> **Records for this exercise**

==================================================

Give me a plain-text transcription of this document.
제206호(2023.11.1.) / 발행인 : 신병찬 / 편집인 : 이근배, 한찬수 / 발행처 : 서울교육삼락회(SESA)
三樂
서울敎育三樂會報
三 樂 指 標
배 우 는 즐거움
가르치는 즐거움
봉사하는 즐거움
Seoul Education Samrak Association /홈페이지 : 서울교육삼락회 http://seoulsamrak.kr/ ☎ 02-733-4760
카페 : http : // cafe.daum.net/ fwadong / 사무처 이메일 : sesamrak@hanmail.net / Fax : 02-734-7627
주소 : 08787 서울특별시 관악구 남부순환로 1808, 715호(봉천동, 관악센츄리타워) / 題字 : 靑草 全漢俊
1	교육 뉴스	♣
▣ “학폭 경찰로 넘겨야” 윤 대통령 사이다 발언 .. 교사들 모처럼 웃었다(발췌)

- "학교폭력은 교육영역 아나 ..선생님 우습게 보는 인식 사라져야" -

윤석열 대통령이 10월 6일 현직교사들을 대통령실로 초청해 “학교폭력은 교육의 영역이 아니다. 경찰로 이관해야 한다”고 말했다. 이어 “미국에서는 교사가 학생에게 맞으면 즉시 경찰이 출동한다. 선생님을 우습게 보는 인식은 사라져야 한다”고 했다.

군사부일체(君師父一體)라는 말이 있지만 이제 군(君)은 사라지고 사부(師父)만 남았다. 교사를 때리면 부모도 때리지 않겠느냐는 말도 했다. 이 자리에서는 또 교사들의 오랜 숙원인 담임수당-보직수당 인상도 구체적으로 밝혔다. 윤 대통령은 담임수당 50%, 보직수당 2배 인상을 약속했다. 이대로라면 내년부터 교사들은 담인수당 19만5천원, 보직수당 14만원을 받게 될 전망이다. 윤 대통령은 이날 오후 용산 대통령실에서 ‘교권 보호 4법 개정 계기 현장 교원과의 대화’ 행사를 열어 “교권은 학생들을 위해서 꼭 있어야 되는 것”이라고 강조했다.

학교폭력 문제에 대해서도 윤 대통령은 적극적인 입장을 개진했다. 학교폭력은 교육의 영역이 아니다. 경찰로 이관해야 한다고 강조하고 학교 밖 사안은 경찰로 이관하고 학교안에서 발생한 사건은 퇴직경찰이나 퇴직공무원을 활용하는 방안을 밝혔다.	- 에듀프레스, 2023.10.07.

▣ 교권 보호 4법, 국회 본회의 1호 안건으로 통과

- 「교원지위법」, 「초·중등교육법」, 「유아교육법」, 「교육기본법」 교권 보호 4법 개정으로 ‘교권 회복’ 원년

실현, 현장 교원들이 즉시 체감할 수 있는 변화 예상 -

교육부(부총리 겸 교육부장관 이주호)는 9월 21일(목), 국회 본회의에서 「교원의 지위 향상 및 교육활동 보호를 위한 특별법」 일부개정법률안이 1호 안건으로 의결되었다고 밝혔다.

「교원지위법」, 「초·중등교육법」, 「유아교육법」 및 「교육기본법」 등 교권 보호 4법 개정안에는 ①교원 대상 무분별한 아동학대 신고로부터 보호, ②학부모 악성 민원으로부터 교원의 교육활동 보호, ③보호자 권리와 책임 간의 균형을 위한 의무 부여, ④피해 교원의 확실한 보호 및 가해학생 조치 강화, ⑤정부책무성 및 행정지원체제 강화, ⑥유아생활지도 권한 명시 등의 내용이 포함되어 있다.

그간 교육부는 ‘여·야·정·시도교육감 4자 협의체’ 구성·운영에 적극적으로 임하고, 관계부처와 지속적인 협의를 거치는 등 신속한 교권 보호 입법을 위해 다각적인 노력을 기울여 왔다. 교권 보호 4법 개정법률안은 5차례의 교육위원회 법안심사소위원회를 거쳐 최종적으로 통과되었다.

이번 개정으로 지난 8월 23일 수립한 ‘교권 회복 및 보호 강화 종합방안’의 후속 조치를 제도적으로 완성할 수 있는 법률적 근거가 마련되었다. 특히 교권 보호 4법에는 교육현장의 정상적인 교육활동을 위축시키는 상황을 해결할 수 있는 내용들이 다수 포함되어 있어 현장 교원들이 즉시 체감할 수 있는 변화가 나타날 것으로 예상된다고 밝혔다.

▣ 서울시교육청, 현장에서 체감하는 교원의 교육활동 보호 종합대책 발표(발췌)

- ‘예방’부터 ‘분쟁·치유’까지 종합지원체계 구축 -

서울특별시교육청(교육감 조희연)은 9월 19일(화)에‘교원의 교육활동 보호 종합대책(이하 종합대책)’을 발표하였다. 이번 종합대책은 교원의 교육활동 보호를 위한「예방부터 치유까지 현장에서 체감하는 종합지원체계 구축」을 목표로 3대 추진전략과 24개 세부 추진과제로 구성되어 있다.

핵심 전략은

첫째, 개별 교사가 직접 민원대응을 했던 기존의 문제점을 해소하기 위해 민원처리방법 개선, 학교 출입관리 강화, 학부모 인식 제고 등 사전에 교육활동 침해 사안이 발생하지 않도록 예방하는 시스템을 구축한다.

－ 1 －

==================================================

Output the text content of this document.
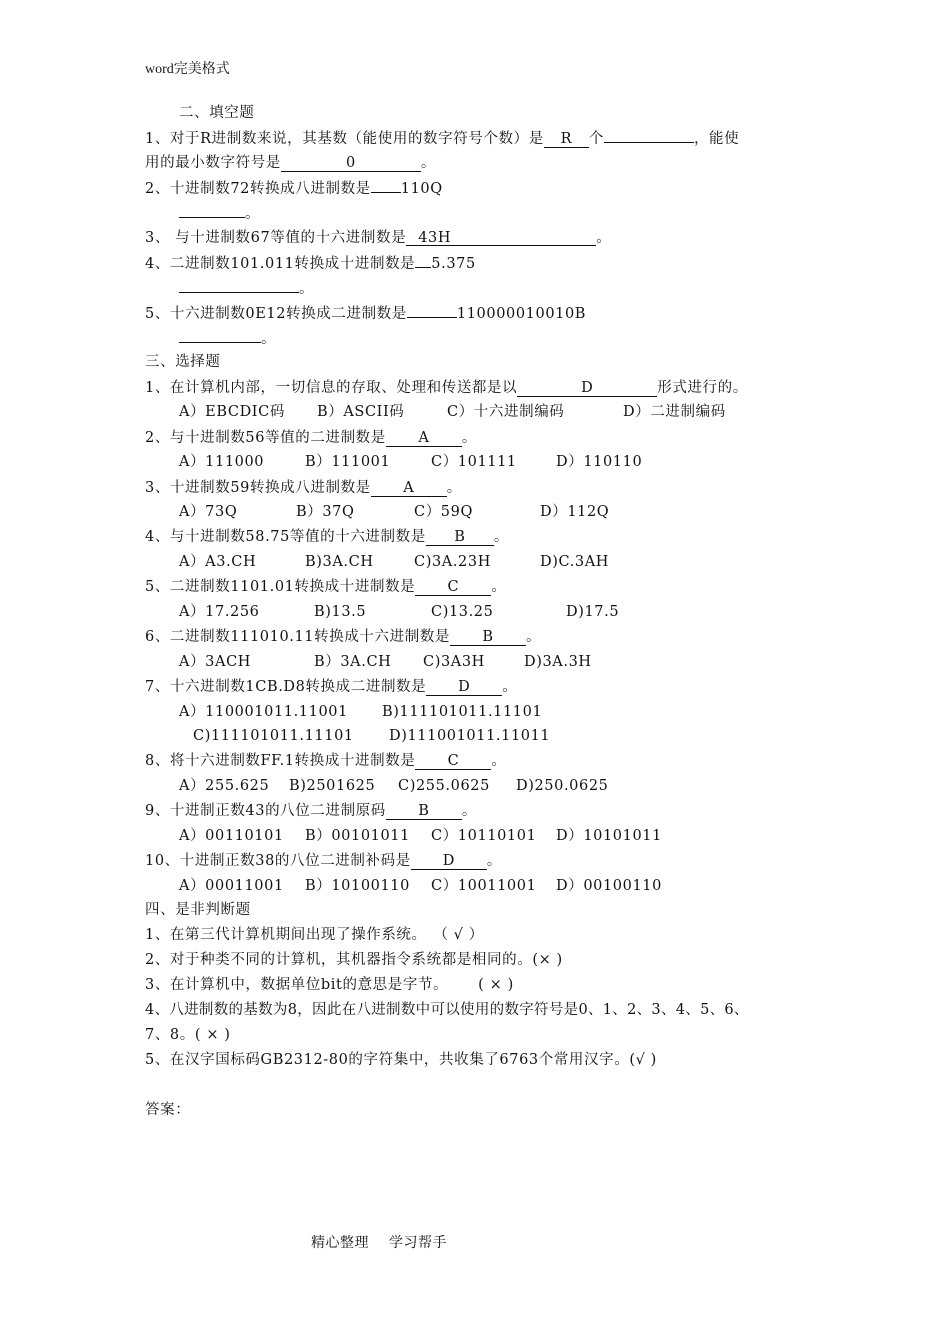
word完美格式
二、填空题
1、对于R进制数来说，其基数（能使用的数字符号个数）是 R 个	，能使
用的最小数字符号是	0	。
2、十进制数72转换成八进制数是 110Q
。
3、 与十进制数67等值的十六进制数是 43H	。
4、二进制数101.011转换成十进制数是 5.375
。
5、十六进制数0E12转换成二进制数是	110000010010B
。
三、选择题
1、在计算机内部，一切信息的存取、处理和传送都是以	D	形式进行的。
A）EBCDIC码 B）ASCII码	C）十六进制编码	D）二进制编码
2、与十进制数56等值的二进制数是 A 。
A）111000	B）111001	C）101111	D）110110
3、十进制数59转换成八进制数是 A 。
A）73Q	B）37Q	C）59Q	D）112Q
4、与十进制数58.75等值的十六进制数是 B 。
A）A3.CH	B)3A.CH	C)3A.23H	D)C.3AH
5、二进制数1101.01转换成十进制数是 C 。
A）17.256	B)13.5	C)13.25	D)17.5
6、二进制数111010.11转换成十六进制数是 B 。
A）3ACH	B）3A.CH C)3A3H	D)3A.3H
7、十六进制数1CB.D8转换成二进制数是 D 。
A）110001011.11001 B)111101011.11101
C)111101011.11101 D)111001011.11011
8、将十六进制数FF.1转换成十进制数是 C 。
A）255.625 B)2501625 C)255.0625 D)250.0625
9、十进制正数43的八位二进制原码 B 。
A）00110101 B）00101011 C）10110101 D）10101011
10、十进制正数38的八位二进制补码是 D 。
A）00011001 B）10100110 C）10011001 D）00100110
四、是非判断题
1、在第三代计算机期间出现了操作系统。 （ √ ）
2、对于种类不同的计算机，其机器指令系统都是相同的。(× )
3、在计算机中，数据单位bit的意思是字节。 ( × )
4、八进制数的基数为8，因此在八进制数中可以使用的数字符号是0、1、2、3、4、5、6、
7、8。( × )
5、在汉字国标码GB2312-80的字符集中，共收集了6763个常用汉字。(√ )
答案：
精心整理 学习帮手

==================================================

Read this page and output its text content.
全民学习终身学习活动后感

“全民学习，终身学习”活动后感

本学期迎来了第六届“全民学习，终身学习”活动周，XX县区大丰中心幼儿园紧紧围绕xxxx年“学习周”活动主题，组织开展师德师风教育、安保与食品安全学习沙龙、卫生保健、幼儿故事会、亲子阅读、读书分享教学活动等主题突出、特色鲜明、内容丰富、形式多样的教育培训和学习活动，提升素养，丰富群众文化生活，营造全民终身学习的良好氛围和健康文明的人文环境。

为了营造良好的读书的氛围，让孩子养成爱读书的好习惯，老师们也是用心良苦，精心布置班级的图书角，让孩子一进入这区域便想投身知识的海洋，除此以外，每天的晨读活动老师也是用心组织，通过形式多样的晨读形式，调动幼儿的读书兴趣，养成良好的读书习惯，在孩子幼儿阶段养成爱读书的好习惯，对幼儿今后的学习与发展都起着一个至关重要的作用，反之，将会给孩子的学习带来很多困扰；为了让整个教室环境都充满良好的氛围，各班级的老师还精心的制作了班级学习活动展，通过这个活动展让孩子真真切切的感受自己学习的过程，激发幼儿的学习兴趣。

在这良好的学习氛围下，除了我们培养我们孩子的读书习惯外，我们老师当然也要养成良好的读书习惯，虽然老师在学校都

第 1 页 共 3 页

==================================================

> **What you will do**
Pick out every line above that contains the word "http" and copy it.

> **Finished exercise**
Seoul Education Samrak Association /홈페이지 : 서울교육삼락회 http://seoulsamrak.kr/ ☎ 02-733-4760
카페 : http : // cafe.daum.net/ fwadong / 사무처 이메일 : sesamrak@hanmail.net / Fax : 02-734-7627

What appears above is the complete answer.